Scan the material and copy every line in which "displayed" appears.

* [Excerpt from a dataset]
<<<<

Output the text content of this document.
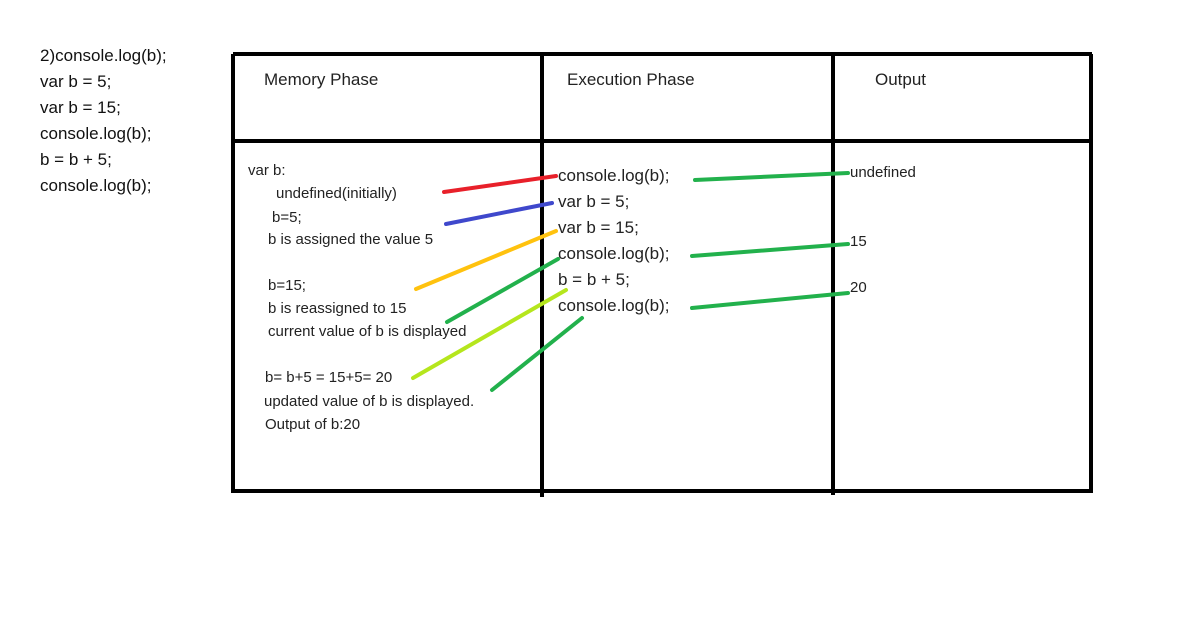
2)console.log(b);
var b = 5;
var b = 15;
console.log(b);
b = b + 5;
console.log(b);
Memory Phase	Execution Phase	Output
var b:
undefined(initially)
b=5;
b is assigned the value 5
b=15;
b is reassigned to 15
current value of b is displayed
b= b+5 = 15+5= 20
updated value of b is displayed.
Output of b:20
console.log(b);
var b = 5;
var b = 15;
console.log(b);
b = b + 5;
console.log(b);
undefined
15
20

>>>>

* [Exercise response]
current value of b is displayed
updated value of b is displayed.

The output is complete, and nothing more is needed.